■ Stated problem ■
Copy every line of the entries below word for word, leaving out the pictures.

# Start of Data to use

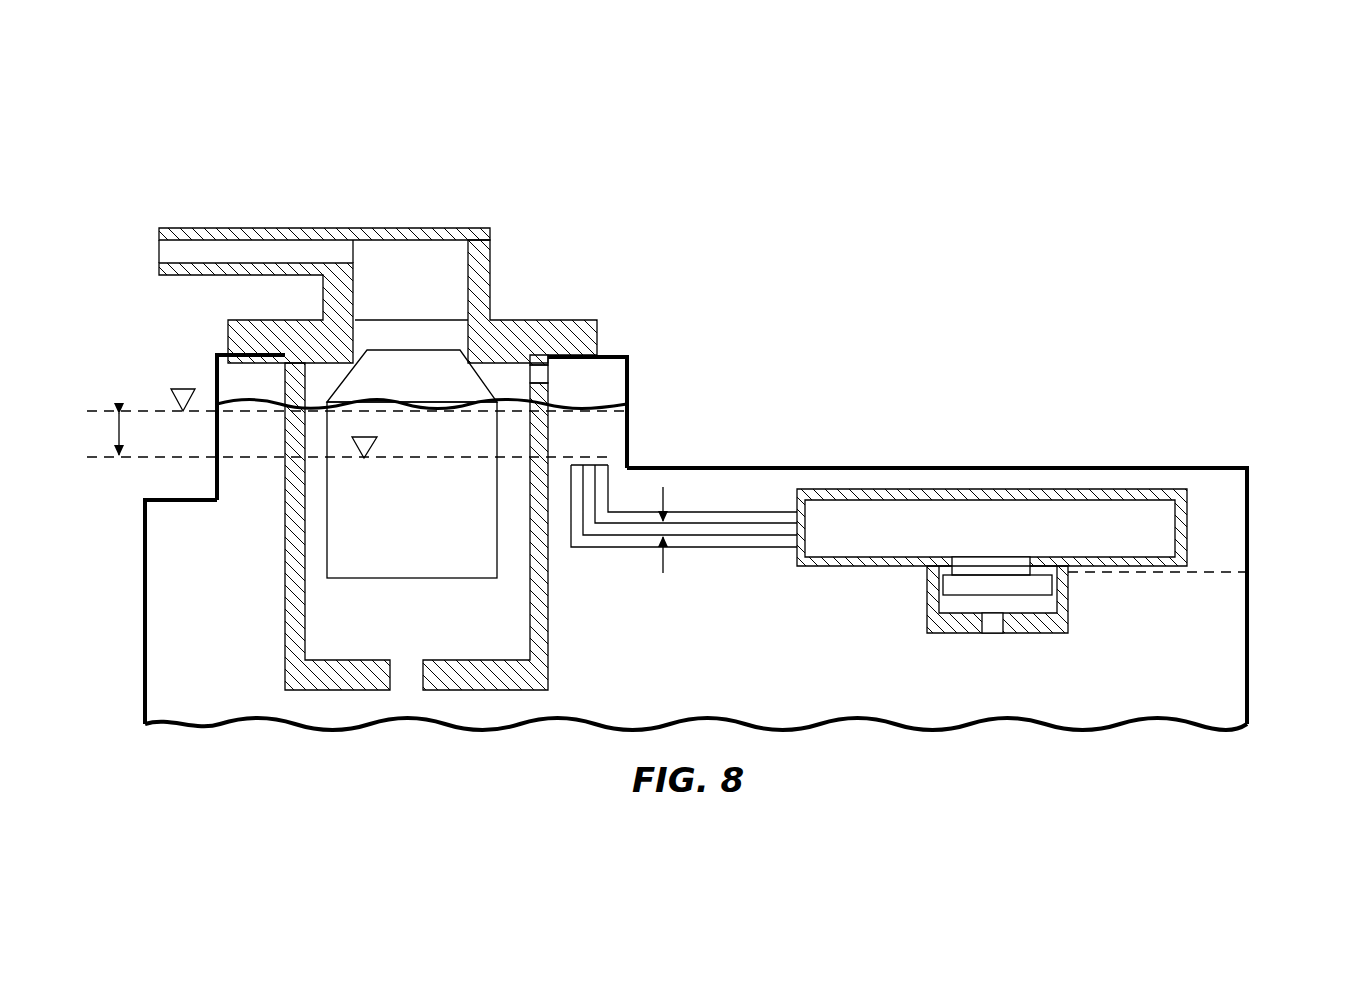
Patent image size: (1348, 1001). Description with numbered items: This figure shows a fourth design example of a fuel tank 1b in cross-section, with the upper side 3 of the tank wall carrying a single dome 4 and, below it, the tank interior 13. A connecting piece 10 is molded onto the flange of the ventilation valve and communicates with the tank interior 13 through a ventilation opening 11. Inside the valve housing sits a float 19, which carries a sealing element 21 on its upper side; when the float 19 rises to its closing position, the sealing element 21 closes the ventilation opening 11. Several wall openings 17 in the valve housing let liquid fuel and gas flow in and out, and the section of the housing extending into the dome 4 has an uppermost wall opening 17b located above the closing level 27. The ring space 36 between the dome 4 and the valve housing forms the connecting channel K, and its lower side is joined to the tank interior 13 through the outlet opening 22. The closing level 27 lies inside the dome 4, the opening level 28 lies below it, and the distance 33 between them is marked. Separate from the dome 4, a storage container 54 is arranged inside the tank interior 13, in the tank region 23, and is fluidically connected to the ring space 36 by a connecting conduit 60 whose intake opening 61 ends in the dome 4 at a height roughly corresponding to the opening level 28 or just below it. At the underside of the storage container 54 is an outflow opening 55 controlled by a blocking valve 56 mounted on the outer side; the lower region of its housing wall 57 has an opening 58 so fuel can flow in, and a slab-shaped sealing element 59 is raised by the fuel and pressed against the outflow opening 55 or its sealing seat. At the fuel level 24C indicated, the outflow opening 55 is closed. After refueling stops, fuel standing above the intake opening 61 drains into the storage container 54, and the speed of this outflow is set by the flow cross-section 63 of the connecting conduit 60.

The fluid dispensing apparatus 1b is at (1255, 338).
The upper side 3 is at (842, 468).
The dome 4 is at (217, 370).
The connecting piece 10 is at (277, 227).
The ventilation opening 11 is at (417, 332).
The tank interior 13 is at (187, 692).
The wall openings 17 is at (407, 678).
The uppermost wall opening 17b is at (537, 373).
The float 19 is at (383, 558).
The sealing element 21 is at (388, 372).
The outlet opening 22 is at (222, 497).
The reservoir 23 is at (1218, 652).
The fuel level 24C is at (1210, 572).
The closing level 27 is at (137, 410).
The opening level 28 is at (107, 460).
The level difference 33 is at (117, 433).
The ring space 36 is at (255, 440).
The storage container 54 is at (1158, 490).
The outflow opening 55 is at (995, 565).
The blocking valve 56 is at (1053, 636).
The housing wall 57 is at (940, 628).
The opening 58 is at (993, 622).
The slab-shaped sealing element 59 is at (1030, 585).
The connecting conduit 60 is at (718, 517).
The intake opening 61 is at (590, 466).
The flow cross-section 63 is at (663, 560).
The connecting channel K is at (598, 380).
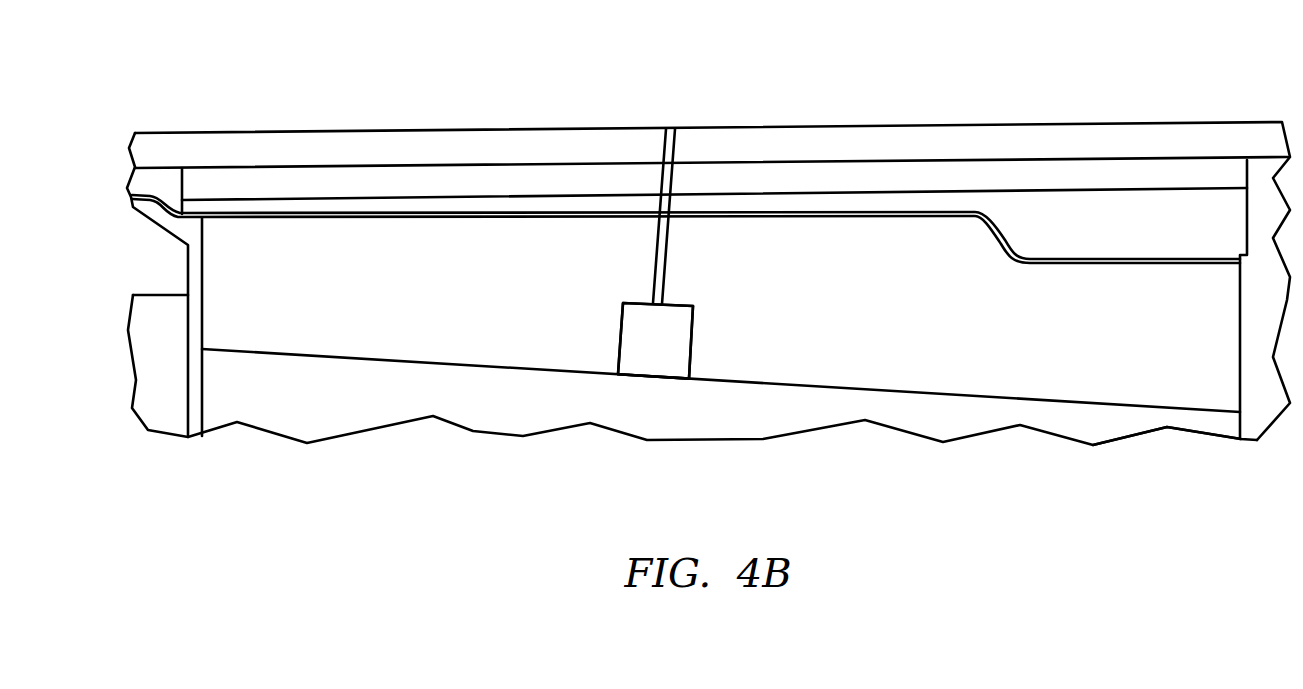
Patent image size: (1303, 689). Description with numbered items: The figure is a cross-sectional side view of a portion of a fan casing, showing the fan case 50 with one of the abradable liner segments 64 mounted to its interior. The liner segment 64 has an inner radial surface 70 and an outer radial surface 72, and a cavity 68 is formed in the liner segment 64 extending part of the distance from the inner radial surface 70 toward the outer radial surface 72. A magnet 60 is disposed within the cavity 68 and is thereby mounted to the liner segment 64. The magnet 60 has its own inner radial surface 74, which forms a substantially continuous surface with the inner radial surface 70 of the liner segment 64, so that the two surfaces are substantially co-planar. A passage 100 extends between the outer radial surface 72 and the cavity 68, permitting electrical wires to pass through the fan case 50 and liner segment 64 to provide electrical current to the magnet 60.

The fan case 50 is at (913, 77).
The outer radial surface 72 is at (612, 216).
The passages 100 is at (663, 249).
The cavity 68 is at (693, 330).
The magnets 60 is at (678, 347).
The inner radial surface 70 is at (585, 368).
The inner radial surface 74 is at (603, 376).
The abradable liner segments 64 is at (1110, 390).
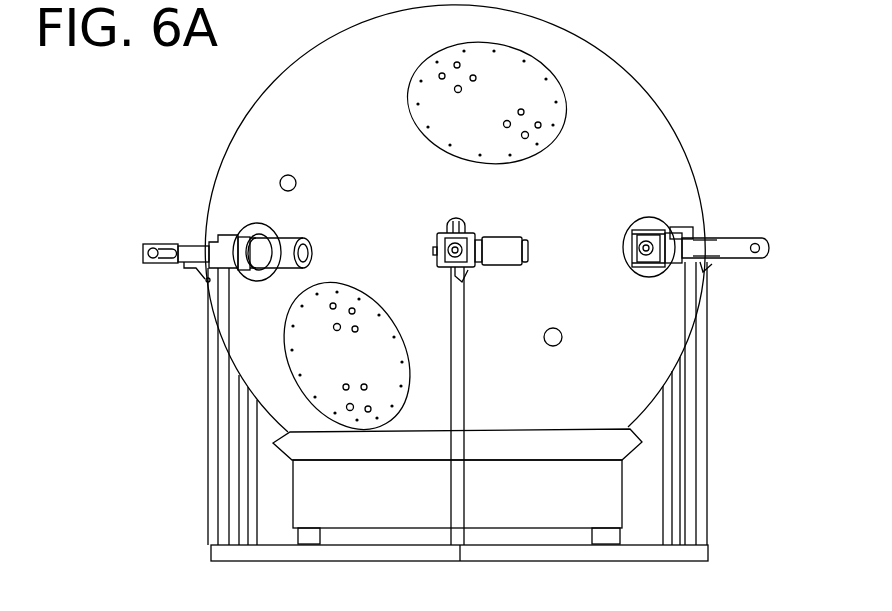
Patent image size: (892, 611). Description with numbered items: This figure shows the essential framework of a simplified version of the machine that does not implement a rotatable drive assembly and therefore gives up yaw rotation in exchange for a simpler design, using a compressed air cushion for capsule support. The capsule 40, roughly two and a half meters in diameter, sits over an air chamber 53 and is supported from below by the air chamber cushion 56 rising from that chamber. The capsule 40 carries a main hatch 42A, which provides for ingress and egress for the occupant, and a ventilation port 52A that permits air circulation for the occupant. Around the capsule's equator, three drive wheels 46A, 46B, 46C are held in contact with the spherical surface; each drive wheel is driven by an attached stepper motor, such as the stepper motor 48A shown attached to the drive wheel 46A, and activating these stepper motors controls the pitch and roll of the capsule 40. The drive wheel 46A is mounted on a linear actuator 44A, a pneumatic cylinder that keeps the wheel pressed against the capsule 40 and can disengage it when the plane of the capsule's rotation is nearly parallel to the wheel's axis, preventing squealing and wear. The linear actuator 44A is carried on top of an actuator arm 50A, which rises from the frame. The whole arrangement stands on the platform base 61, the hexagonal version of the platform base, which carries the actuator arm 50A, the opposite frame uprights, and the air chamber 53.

The capsule 40 is at (346, 86).
The main hatch 42A is at (557, 138).
The linear actuator 44A is at (185, 244).
The drive wheel 46A is at (250, 222).
The drive wheel 46B is at (457, 216).
The drive wheel 46C is at (655, 225).
The stepper motor 48A is at (293, 232).
The actuator arm 50A is at (206, 357).
The ventilation port 52A is at (290, 174).
The air chamber 53 is at (378, 517).
The air chamber cushion 56 is at (550, 428).
The platform base- hexagonal version 61 is at (709, 549).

# End of Data to use

■ Solution to this task ■
Patent image size: (1348, 1001). Description with numbered items: This figure shows a fourth design example of a fuel tank 1b in cross-section, with the upper side 3 of the tank wall carrying a single dome 4 and, below it, the tank interior 13. A connecting piece 10 is molded onto the flange of the ventilation valve and communicates with the tank interior 13 through a ventilation opening 11. Inside the valve housing sits a float 19, which carries a sealing element 21 on its upper side; when the float 19 rises to its closing position, the sealing element 21 closes the ventilation opening 11. Several wall openings 17 in the valve housing let liquid fuel and gas flow in and out, and the section of the housing extending into the dome 4 has an uppermost wall opening 17b located above the closing level 27. The ring space 36 between the dome 4 and the valve housing forms the connecting channel K, and its lower side is joined to the tank interior 13 through the outlet opening 22. The closing level 27 lies inside the dome 4, the opening level 28 lies below it, and the distance 33 between them is marked. Separate from the dome 4, a storage container 54 is arranged inside the tank interior 13, in the tank region 23, and is fluidically connected to the ring space 36 by a connecting conduit 60 whose intake opening 61 ends in the dome 4 at a height roughly corresponding to the opening level 28 or just below it. At the underside of the storage container 54 is an outflow opening 55 controlled by a blocking valve 56 mounted on the outer side; the lower region of its housing wall 57 has an opening 58 so fuel can flow in, and a slab-shaped sealing element 59 is raised by the fuel and pressed against the outflow opening 55 or its sealing seat. At the fuel level 24C indicated, the outflow opening 55 is closed. After refueling stops, fuel standing above the intake opening 61 drains into the storage container 54, and the speed of this outflow is set by the flow cross-section 63 of the connecting conduit 60.

The fluid dispensing apparatus 1b is at (1255, 338).
The upper side 3 is at (842, 468).
The dome 4 is at (217, 370).
The connecting piece 10 is at (277, 227).
The ventilation opening 11 is at (417, 332).
The tank interior 13 is at (187, 692).
The wall openings 17 is at (407, 678).
The uppermost wall opening 17b is at (537, 373).
The float 19 is at (383, 558).
The sealing element 21 is at (388, 372).
The outlet opening 22 is at (222, 497).
The reservoir 23 is at (1218, 652).
The fuel level 24C is at (1210, 572).
The closing level 27 is at (137, 410).
The opening level 28 is at (107, 460).
The level difference 33 is at (117, 433).
The ring space 36 is at (255, 440).
The storage container 54 is at (1158, 490).
The outflow opening 55 is at (995, 565).
The blocking valve 56 is at (1053, 636).
The housing wall 57 is at (940, 628).
The opening 58 is at (993, 622).
The slab-shaped sealing element 59 is at (1030, 585).
The connecting conduit 60 is at (718, 517).
The intake opening 61 is at (590, 466).
The flow cross-section 63 is at (663, 560).
The connecting channel K is at (598, 380).
Patent image size: (1303, 689). Description with numbered items: The figure is a cross-sectional side view of a portion of a fan casing, showing the fan case 50 with one of the abradable liner segments 64 mounted to its interior. The liner segment 64 has an inner radial surface 70 and an outer radial surface 72, and a cavity 68 is formed in the liner segment 64 extending part of the distance from the inner radial surface 70 toward the outer radial surface 72. A magnet 60 is disposed within the cavity 68 and is thereby mounted to the liner segment 64. The magnet 60 has its own inner radial surface 74, which forms a substantially continuous surface with the inner radial surface 70 of the liner segment 64, so that the two surfaces are substantially co-planar. A passage 100 extends between the outer radial surface 72 and the cavity 68, permitting electrical wires to pass through the fan case 50 and liner segment 64 to provide electrical current to the magnet 60.

The fan case 50 is at (913, 77).
The outer radial surface 72 is at (612, 216).
The passages 100 is at (663, 249).
The cavity 68 is at (693, 330).
The magnets 60 is at (678, 347).
The inner radial surface 70 is at (585, 368).
The inner radial surface 74 is at (603, 376).
The abradable liner segments 64 is at (1110, 390).
Patent image size: (892, 611). Description with numbered items: This figure shows the essential framework of a simplified version of the machine that does not implement a rotatable drive assembly and therefore gives up yaw rotation in exchange for a simpler design, using a compressed air cushion for capsule support. The capsule 40, roughly two and a half meters in diameter, sits over an air chamber 53 and is supported from below by the air chamber cushion 56 rising from that chamber. The capsule 40 carries a main hatch 42A, which provides for ingress and egress for the occupant, and a ventilation port 52A that permits air circulation for the occupant. Around the capsule's equator, three drive wheels 46A, 46B, 46C are held in contact with the spherical surface; each drive wheel is driven by an attached stepper motor, such as the stepper motor 48A shown attached to the drive wheel 46A, and activating these stepper motors controls the pitch and roll of the capsule 40. The drive wheel 46A is mounted on a linear actuator 44A, a pneumatic cylinder that keeps the wheel pressed against the capsule 40 and can disengage it when the plane of the capsule's rotation is nearly parallel to the wheel's axis, preventing squealing and wear. The linear actuator 44A is carried on top of an actuator arm 50A, which rises from the frame. The whole arrangement stands on the platform base 61, the hexagonal version of the platform base, which carries the actuator arm 50A, the opposite frame uprights, and the air chamber 53.

The capsule 40 is at (346, 86).
The main hatch 42A is at (557, 138).
The linear actuator 44A is at (185, 244).
The drive wheel 46A is at (250, 222).
The drive wheel 46B is at (457, 216).
The drive wheel 46C is at (655, 225).
The stepper motor 48A is at (293, 232).
The actuator arm 50A is at (206, 357).
The ventilation port 52A is at (290, 174).
The air chamber 53 is at (378, 517).
The air chamber cushion 56 is at (550, 428).
The platform base- hexagonal version 61 is at (709, 549).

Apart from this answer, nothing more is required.